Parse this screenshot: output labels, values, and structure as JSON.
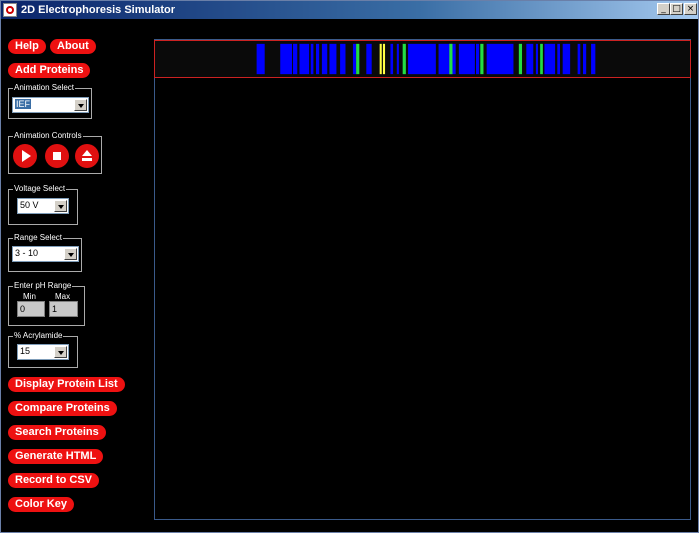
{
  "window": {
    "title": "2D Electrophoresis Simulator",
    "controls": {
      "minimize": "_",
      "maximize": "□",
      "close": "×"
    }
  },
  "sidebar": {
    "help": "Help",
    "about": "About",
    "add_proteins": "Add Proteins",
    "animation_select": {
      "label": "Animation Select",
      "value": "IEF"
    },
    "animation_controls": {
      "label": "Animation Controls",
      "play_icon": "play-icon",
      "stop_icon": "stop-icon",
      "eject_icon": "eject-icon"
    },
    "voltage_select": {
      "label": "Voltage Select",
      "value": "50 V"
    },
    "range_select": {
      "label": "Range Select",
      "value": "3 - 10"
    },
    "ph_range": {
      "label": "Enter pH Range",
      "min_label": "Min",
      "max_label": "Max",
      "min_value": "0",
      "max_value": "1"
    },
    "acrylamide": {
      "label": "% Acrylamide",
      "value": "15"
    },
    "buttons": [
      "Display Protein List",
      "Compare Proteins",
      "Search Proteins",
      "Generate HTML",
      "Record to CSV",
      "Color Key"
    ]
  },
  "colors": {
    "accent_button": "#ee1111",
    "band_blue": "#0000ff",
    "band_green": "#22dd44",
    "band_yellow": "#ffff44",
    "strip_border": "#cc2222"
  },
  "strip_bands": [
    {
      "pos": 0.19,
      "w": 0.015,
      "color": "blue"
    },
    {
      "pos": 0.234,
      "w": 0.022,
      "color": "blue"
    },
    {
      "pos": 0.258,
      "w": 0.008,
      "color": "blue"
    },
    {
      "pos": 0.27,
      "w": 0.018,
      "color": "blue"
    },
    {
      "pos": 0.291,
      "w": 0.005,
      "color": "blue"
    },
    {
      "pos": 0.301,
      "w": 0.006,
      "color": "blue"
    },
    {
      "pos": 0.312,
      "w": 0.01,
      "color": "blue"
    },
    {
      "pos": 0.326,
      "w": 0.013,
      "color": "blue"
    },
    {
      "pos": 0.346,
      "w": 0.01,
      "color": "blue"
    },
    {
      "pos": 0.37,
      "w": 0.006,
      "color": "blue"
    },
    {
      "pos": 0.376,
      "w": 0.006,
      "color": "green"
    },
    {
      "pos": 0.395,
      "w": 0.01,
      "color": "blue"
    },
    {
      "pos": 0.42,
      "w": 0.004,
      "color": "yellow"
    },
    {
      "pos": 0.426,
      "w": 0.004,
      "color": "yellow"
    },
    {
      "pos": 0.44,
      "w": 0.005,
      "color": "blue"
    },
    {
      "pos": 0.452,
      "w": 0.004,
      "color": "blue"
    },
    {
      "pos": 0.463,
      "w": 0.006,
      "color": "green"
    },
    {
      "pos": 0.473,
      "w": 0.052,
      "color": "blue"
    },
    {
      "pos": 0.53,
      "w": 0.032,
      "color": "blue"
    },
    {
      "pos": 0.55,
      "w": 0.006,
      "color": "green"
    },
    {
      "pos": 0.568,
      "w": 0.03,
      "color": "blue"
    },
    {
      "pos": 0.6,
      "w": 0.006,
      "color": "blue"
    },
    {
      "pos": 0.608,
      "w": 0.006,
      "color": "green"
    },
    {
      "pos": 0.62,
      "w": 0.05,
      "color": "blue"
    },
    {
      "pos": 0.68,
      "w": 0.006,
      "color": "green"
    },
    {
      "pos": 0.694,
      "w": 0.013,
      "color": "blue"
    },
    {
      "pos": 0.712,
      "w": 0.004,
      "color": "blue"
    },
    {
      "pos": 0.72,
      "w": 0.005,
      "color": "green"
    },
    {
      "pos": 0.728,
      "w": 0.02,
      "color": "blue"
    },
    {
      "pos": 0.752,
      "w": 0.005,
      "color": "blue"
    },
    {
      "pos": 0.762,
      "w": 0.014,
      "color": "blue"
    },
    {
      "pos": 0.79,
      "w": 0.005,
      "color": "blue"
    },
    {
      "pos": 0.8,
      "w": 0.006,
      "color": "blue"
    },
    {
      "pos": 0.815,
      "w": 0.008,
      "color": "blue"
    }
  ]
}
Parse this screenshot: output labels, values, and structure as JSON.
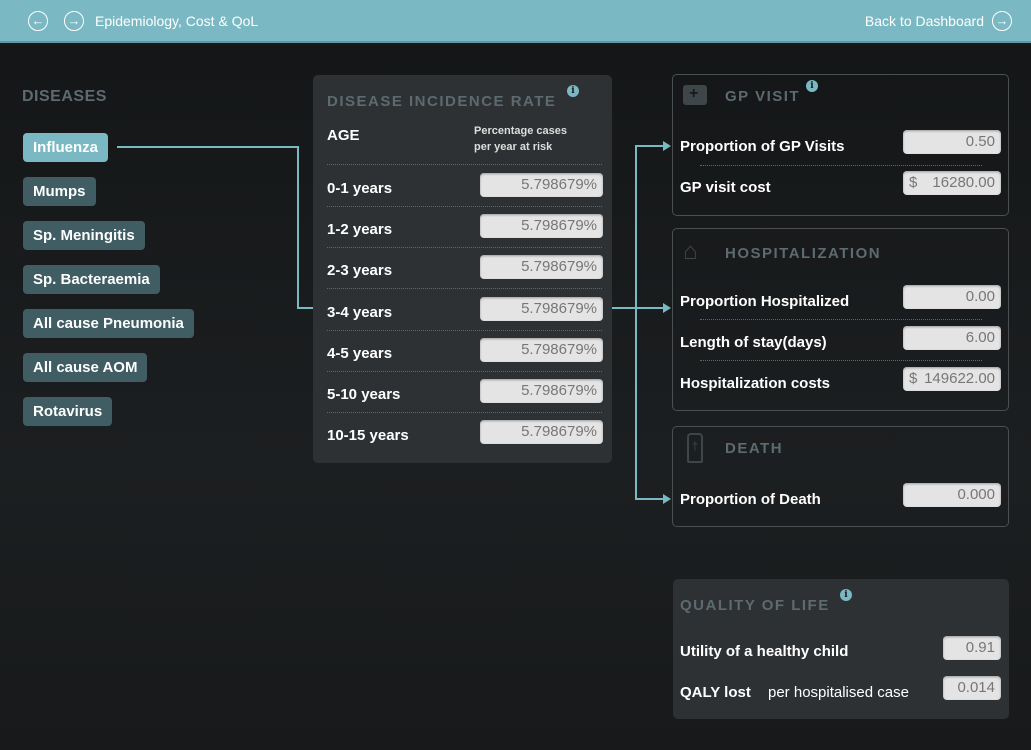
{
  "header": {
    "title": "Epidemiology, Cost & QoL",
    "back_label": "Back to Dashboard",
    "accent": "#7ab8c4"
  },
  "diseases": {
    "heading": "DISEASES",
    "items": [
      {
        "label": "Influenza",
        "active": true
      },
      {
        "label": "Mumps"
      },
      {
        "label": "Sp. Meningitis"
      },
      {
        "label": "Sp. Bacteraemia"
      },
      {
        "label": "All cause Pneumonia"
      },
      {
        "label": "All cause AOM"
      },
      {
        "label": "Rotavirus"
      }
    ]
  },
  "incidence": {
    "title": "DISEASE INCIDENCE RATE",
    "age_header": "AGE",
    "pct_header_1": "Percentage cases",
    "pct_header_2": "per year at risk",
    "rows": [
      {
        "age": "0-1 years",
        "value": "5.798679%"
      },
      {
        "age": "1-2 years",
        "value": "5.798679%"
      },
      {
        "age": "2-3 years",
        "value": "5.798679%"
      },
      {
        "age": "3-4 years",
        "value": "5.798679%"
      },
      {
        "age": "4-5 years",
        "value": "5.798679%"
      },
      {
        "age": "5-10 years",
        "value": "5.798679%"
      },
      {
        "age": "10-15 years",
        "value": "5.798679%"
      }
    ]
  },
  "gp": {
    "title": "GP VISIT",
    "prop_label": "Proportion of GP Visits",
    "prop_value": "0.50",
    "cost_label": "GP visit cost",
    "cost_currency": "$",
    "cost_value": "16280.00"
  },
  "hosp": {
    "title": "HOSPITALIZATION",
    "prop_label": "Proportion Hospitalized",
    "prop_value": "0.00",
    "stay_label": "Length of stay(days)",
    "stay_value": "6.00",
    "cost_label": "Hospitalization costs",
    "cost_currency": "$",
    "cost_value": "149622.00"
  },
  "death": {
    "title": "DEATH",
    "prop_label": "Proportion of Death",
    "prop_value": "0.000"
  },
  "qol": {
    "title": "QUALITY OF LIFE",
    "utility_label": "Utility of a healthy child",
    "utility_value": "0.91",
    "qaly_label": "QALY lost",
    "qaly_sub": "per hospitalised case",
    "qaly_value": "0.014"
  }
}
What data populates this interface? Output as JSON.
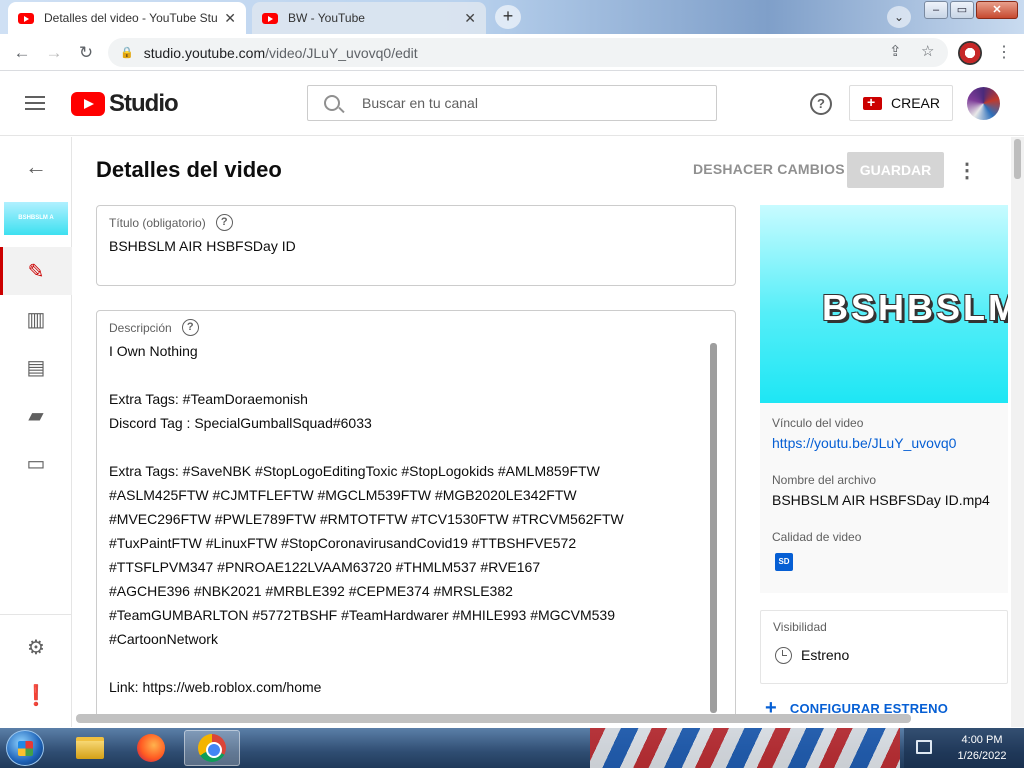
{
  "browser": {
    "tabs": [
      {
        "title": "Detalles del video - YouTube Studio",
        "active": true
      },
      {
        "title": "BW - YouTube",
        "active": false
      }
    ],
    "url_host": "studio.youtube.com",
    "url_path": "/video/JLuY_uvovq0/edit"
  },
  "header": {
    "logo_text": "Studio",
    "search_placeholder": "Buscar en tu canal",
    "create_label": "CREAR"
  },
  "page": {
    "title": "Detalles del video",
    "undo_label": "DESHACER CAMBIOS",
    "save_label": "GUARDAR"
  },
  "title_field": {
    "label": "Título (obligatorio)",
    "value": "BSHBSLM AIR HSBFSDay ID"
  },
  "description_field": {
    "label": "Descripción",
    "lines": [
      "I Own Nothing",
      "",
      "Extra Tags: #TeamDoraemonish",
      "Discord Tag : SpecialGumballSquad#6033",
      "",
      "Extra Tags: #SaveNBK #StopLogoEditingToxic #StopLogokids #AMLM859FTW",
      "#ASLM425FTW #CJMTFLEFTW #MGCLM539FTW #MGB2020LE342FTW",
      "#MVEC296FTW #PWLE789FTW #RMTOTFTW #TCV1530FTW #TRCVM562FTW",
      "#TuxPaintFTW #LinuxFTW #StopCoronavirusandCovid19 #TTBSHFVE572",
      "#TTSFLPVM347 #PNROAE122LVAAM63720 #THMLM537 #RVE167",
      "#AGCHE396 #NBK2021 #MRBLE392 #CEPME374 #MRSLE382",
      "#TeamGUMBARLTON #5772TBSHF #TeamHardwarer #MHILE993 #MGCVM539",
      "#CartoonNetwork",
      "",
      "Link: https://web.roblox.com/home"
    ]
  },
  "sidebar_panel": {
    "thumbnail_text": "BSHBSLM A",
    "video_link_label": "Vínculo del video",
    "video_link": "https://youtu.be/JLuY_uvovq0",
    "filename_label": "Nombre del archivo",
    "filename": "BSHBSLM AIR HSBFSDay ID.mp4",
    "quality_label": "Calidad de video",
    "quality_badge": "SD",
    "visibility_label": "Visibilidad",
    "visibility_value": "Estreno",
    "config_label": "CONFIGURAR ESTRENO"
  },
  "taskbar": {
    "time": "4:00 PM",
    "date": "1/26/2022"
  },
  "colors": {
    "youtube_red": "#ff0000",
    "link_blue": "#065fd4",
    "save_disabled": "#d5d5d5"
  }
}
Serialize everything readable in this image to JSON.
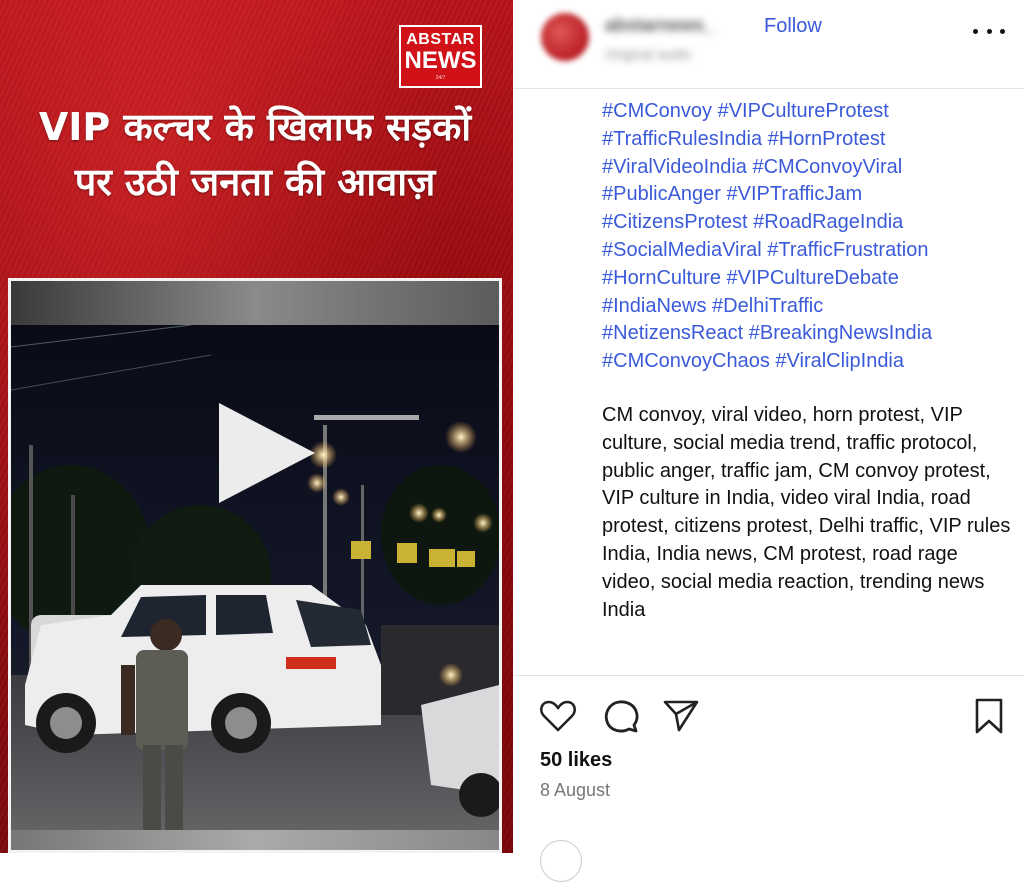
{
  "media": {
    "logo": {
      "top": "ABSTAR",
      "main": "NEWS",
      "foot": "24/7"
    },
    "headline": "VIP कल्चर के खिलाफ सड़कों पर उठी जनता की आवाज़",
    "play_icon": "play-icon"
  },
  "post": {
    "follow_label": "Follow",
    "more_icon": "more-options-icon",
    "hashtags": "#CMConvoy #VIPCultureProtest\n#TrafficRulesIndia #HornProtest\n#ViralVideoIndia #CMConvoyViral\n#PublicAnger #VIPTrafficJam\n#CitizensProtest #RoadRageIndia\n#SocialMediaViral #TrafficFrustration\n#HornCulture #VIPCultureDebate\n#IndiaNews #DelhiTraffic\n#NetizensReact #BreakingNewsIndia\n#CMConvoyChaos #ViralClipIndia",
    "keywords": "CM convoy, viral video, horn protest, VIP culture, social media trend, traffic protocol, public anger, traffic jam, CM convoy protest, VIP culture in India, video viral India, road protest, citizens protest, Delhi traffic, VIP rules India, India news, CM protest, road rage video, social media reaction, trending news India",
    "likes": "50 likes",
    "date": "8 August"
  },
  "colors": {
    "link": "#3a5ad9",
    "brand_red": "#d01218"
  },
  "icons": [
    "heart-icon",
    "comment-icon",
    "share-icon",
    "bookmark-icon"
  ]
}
—————
**Task directions**
Each line above that includes "Extra" should be shown.

**Exercise output**
      "Extra Tags: #TeamDoraemonish",
      "Extra Tags: #SaveNBK #StopLogoEditingToxic #StopLogokids #AMLM859FTW",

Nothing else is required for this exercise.